Objective: Reproduce every record below exactly as it appears.

* Begin Extracted material *

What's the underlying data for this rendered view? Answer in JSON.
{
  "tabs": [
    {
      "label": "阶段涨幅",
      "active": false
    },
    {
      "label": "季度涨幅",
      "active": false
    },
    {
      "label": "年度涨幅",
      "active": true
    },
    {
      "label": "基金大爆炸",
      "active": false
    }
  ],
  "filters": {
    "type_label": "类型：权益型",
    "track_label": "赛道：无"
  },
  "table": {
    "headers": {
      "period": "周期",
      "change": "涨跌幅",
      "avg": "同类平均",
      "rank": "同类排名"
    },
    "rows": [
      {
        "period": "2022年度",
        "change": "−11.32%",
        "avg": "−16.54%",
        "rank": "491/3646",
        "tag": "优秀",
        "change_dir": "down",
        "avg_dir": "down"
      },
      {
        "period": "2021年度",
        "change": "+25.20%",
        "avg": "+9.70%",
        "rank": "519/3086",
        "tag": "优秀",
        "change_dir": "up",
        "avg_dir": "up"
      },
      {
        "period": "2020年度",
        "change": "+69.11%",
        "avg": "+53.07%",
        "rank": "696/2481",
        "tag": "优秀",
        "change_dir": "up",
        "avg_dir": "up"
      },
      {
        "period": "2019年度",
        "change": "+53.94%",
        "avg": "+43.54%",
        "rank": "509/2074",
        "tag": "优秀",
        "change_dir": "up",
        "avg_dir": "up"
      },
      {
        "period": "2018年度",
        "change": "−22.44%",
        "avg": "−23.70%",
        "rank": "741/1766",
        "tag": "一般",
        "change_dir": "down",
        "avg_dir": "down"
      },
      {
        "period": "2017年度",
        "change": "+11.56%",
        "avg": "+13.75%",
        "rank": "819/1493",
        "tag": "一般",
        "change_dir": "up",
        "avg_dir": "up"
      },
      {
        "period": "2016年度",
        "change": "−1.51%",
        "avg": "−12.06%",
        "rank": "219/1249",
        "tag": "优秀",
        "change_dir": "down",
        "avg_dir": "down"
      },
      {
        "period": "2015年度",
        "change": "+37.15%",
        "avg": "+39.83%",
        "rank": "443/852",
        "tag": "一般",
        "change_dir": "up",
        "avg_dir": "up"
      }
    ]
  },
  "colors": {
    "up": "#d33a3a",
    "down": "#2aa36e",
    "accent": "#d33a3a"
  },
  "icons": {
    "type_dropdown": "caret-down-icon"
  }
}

* End Extracted material *

Written response:
What's the underlying data for this rendered view? Answer in JSON.
{
  "tabs": [
    {
      "label": "阶段涨幅",
      "active": false
    },
    {
      "label": "季度涨幅",
      "active": false
    },
    {
      "label": "年度涨幅",
      "active": true
    },
    {
      "label": "基金大爆炸",
      "active": false
    }
  ],
  "filters": {
    "type_label": "类型：权益型",
    "track_label": "赛道：无"
  },
  "table": {
    "headers": {
      "period": "周期",
      "change": "涨跌幅",
      "avg": "同类平均",
      "rank": "同类排名"
    },
    "rows": [
      {
        "period": "2022年度",
        "change": "−11.32%",
        "avg": "−16.54%",
        "rank": "491/3646",
        "tag": "优秀",
        "change_dir": "down",
        "avg_dir": "down"
      },
      {
        "period": "2021年度",
        "change": "+25.20%",
        "avg": "+9.70%",
        "rank": "519/3086",
        "tag": "优秀",
        "change_dir": "up",
        "avg_dir": "up"
      },
      {
        "period": "2020年度",
        "change": "+69.11%",
        "avg": "+53.07%",
        "rank": "696/2481",
        "tag": "优秀",
        "change_dir": "up",
        "avg_dir": "up"
      },
      {
        "period": "2019年度",
        "change": "+53.94%",
        "avg": "+43.54%",
        "rank": "509/2074",
        "tag": "优秀",
        "change_dir": "up",
        "avg_dir": "up"
      },
      {
        "period": "2018年度",
        "change": "−22.44%",
        "avg": "−23.70%",
        "rank": "741/1766",
        "tag": "一般",
        "change_dir": "down",
        "avg_dir": "down"
      },
      {
        "period": "2017年度",
        "change": "+11.56%",
        "avg": "+13.75%",
        "rank": "819/1493",
        "tag": "一般",
        "change_dir": "up",
        "avg_dir": "up"
      },
      {
        "period": "2016年度",
        "change": "−1.51%",
        "avg": "−12.06%",
        "rank": "219/1249",
        "tag": "优秀",
        "change_dir": "down",
        "avg_dir": "down"
      },
      {
        "period": "2015年度",
        "change": "+37.15%",
        "avg": "+39.83%",
        "rank": "443/852",
        "tag": "一般",
        "change_dir": "up",
        "avg_dir": "up"
      }
    ]
  },
  "colors": {
    "up": "#d33a3a",
    "down": "#2aa36e",
    "accent": "#d33a3a"
  },
  "icons": {
    "type_dropdown": "caret-down-icon"
  }
}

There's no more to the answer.